◆ **PROBLEM DETAILS**
Reply with the count of lines holding "себѣ", nothing more.

◆ **INPUT**
□ □ □

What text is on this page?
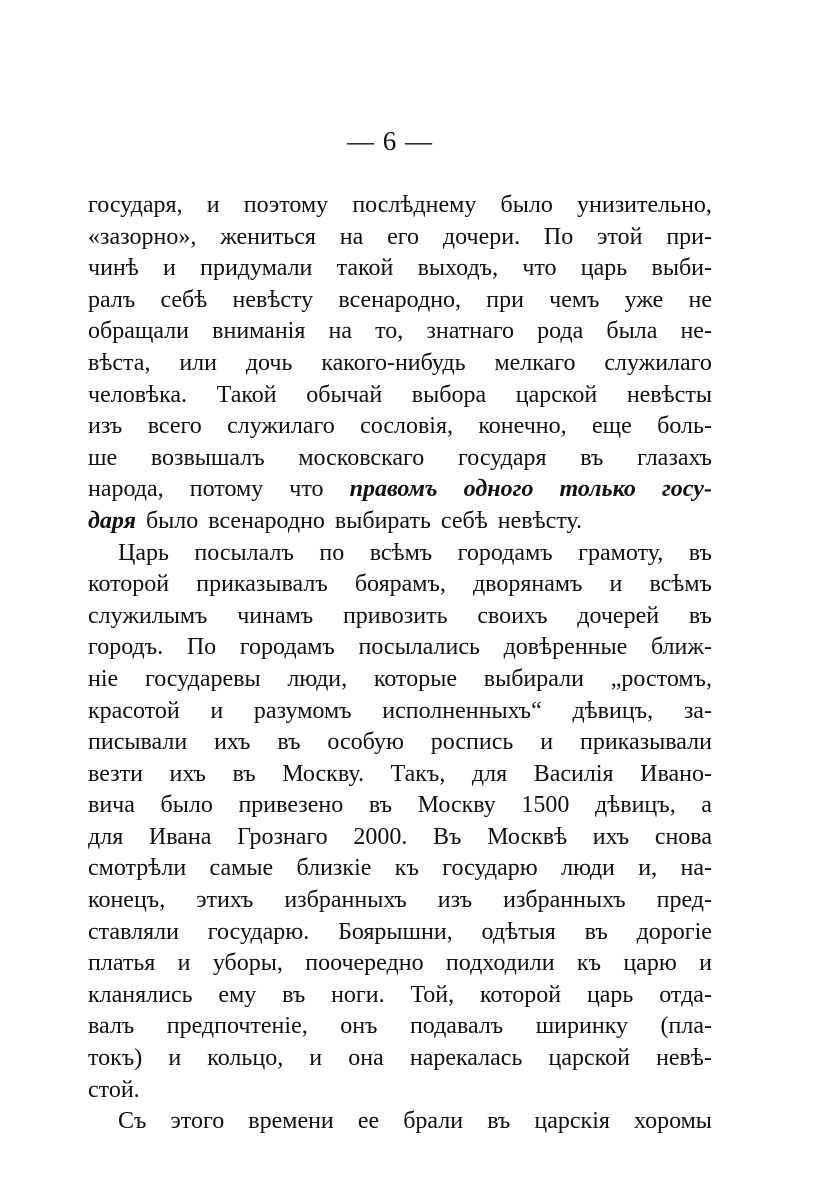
— 6 —
государя, и поэтому послѣднему было унизительно,
«зазорно», жениться на его дочери. По этой при-
чинѣ и придумали такой выходъ, что царь выби-
ралъ себѣ невѣсту всенародно, при чемъ уже не
обращали вниманія на то, знатнаго рода была не-
вѣста, или дочь какого-нибудь мелкаго служилаго
человѣка. Такой обычай выбора царской невѣсты
изъ всего служилаго сословія, конечно, еще боль-
ше возвышалъ московскаго государя въ глазахъ
народа, потому что правомъ одного только госу-
даря было всенародно выбирать себѣ невѣсту.
Царь посылалъ по всѣмъ городамъ грамоту, въ
которой приказывалъ боярамъ, дворянамъ и всѣмъ
служилымъ чинамъ привозить своихъ дочерей въ
городъ. По городамъ посылались довѣренные ближ-
ніе государевы люди, которые выбирали „ростомъ,
красотой и разумомъ исполненныхъ“ дѣвицъ, за-
писывали ихъ въ особую роспись и приказывали
везти ихъ въ Москву. Такъ, для Василія Ивано-
вича было привезено въ Москву 1500 дѣвицъ, а
для Ивана Грознаго 2000. Въ Москвѣ ихъ снова
смотрѣли самые близкіе къ государю люди и, на-
конецъ, этихъ избранныхъ изъ избранныхъ пред-
ставляли государю. Боярышни, одѣтыя въ дорогіе
платья и уборы, поочередно подходили къ царю и
кланялись ему въ ноги. Той, которой царь отда-
валъ предпочтеніе, онъ подавалъ ширинку (пла-
токъ) и кольцо, и она нарекалась царской невѣ-
стой.
Съ этого времени ее брали въ царскія хоромы
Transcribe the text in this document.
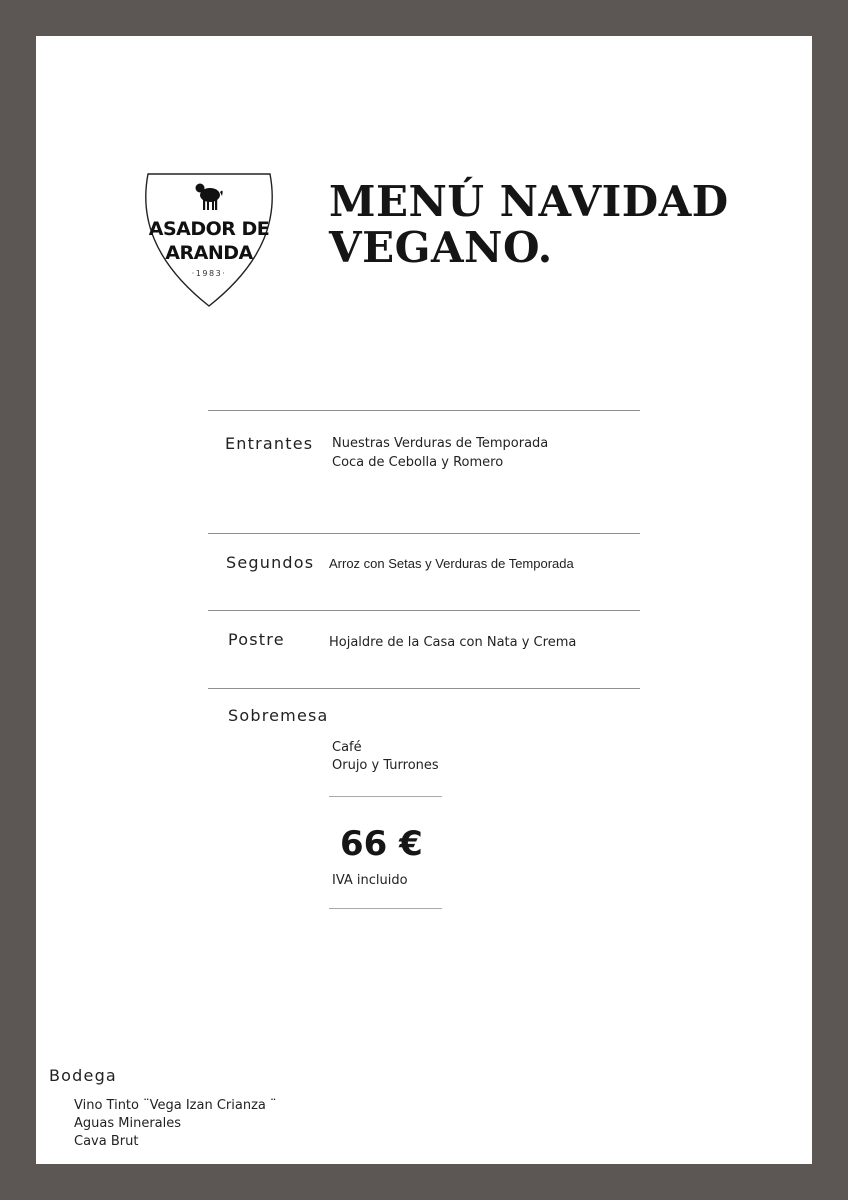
ASADOR DE
ARANDA
·1983·
MENÚ NAVIDAD
VEGANO.
Entrantes Nuestras Verduras de Temporada
Coca de Cebolla y Romero
Segundos Arroz con Setas y Verduras de Temporada
Postre	Hojaldre de la Casa con Nata y Crema
Sobremesa
Café
Orujo y Turrones
66 €
IVA incluido
Bodega
Vino Tinto ¨Vega Izan Crianza ¨
Aguas Minerales
Cava Brut
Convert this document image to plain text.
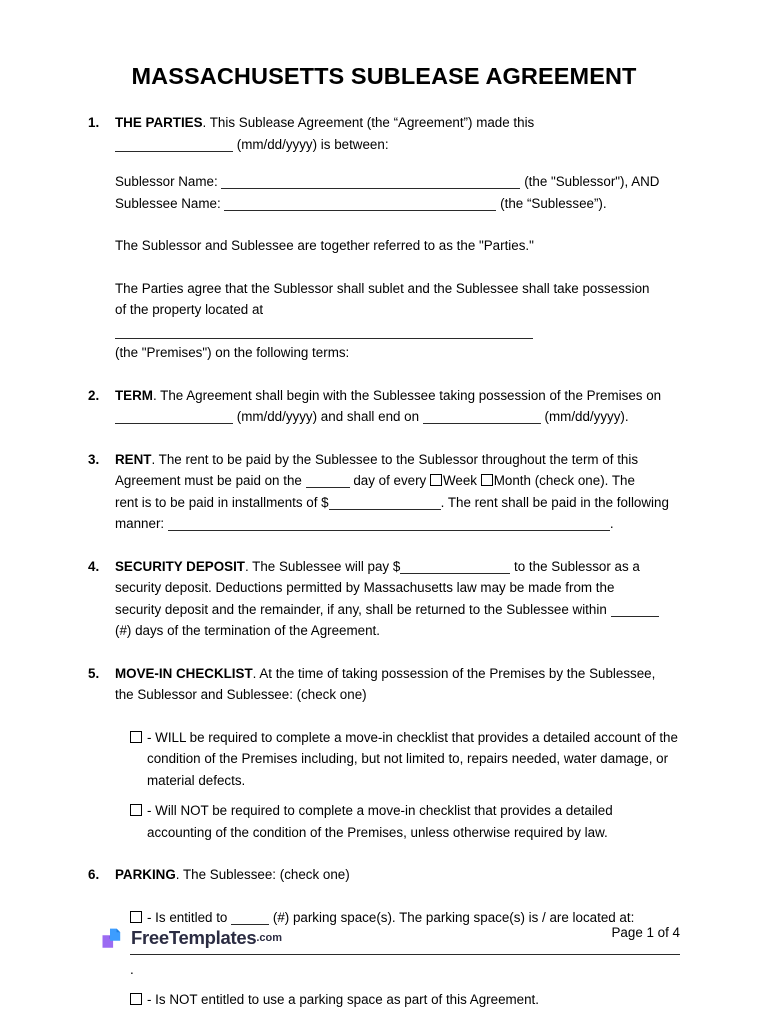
MASSACHUSETTS SUBLEASE AGREEMENT
1. THE PARTIES. This Sublease Agreement (the “Agreement”) made this
(mm/dd/yyyy) is between:
Sublessor Name:	(the "Sublessor"), AND
Sublessee Name:	(the “Sublessee”).
The Sublessor and Sublessee are together referred to as the "Parties."
The Parties agree that the Sublessor shall sublet and the Sublessee shall take possession
of the property located at
(the "Premises") on the following terms:
2. TERM. The Agreement shall begin with the Sublessee taking possession of the Premises on
(mm/dd/yyyy) and shall end on	(mm/dd/yyyy).
3. RENT. The rent to be paid by the Sublessee to the Sublessor throughout the term of this
Agreement must be paid on the	day of every Week Month (check one). The
rent is to be paid in installments of $	. The rent shall be paid in the following
manner:	.
4. SECURITY DEPOSIT. The Sublessee will pay $	to the Sublessor as a
security deposit. Deductions permitted by Massachusetts law may be made from the
security deposit and the remainder, if any, shall be returned to the Sublessee within
(#) days of the termination of the Agreement.
5. MOVE-IN CHECKLIST. At the time of taking possession of the Premises by the Sublessee,
the Sublessor and Sublessee: (check one)
- WILL be required to complete a move-in checklist that provides a detailed account of the condition of the Premises including, but not limited to, repairs needed, water damage, or material defects.
- Will NOT be required to complete a move-in checklist that provides a detailed accounting of the condition of the Premises, unless otherwise required by law.
6. PARKING. The Sublessee: (check one)
- Is entitled to	(#) parking space(s). The parking space(s) is / are located at:
.
- Is NOT entitled to use a parking space as part of this Agreement.
FreeTemplates .com	Page 1 of 4
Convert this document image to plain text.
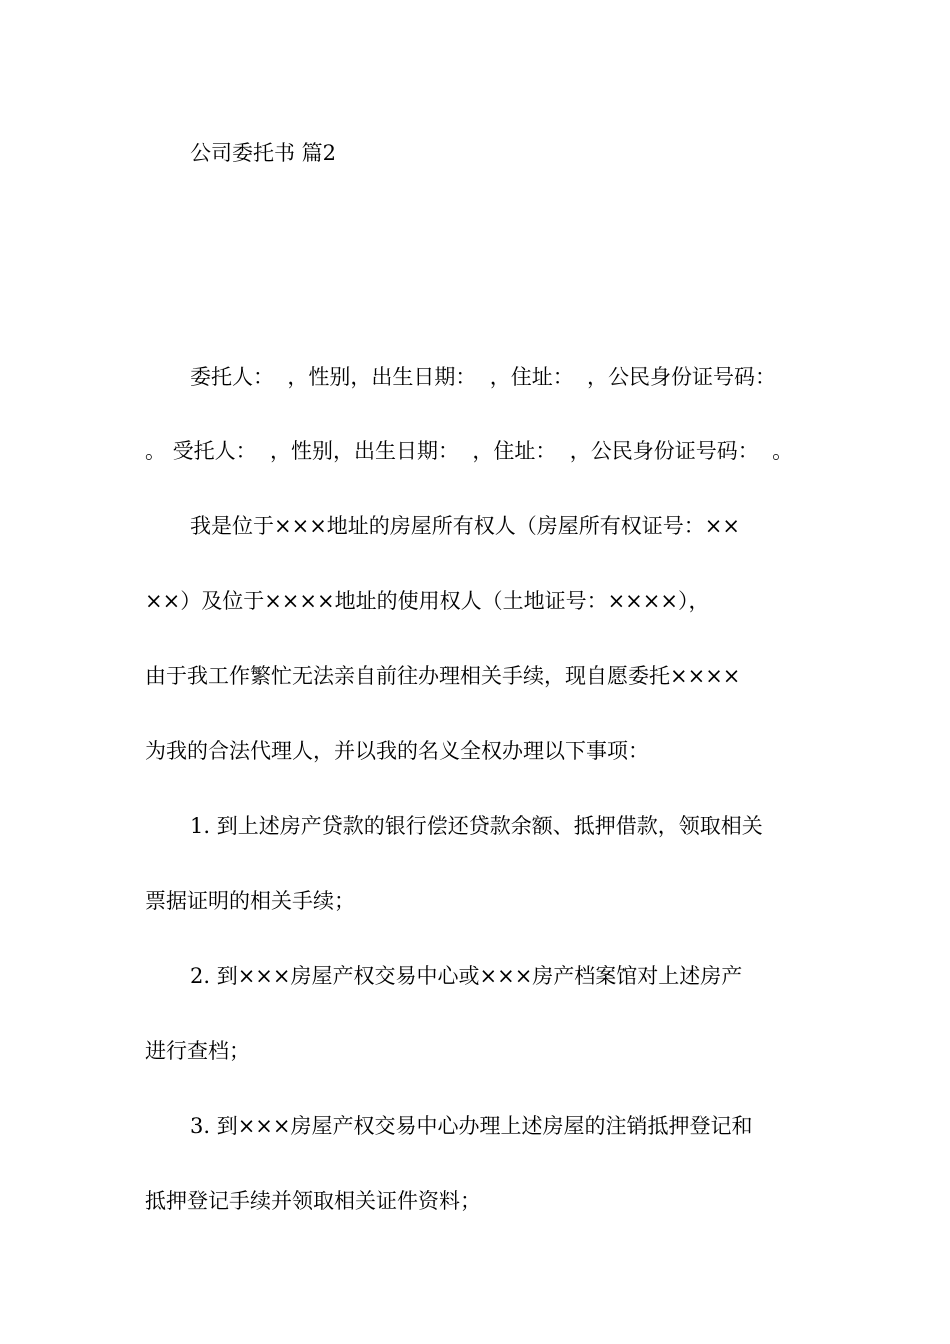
公司委托书 篇2

委托人：  ，性别，出生日期：  ，住址：  ，公民身份证号码：

。 受托人：  ，性别，出生日期：  ，住址：  ，公民身份证号码：  。

我是位于×××地址的房屋所有权人（房屋所有权证号：××

××）及位于××××地址的使用权人（土地证号：××××），

由于我工作繁忙无法亲自前往办理相关手续，现自愿委托××××

为我的合法代理人，并以我的名义全权办理以下事项：

1. 到上述房产贷款的银行偿还贷款余额、抵押借款，领取相关

票据证明的相关手续；

2. 到×××房屋产权交易中心或×××房产档案馆对上述房产

进行查档；

3. 到×××房屋产权交易中心办理上述房屋的注销抵押登记和

抵押登记手续并领取相关证件资料；
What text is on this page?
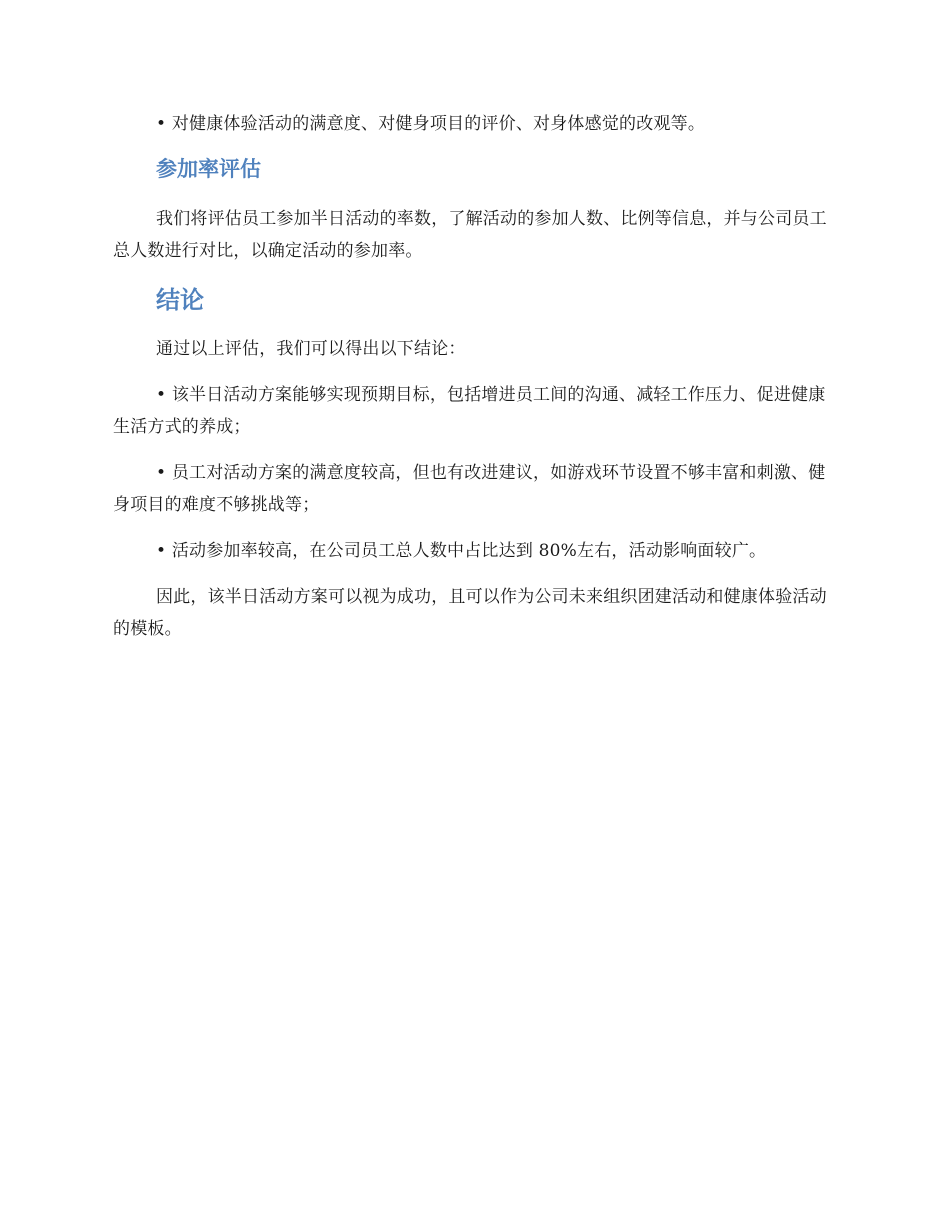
• 对健康体验活动的满意度、对健身项目的评价、对身体感觉的改观等。

参加率评估

我们将评估员工参加半日活动的率数，了解活动的参加人数、比例等信息，并与公司员工总人数进行对比，以确定活动的参加率。

结论

通过以上评估，我们可以得出以下结论：

• 该半日活动方案能够实现预期目标，包括增进员工间的沟通、减轻工作压力、促进健康生活方式的养成；

• 员工对活动方案的满意度较高，但也有改进建议，如游戏环节设置不够丰富和刺激、健身项目的难度不够挑战等；

• 活动参加率较高，在公司员工总人数中占比达到 80%左右，活动影响面较广。

因此，该半日活动方案可以视为成功，且可以作为公司未来组织团建活动和健康体验活动的模板。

□ □ □

◆ **EXPECTED OUTPUT**
2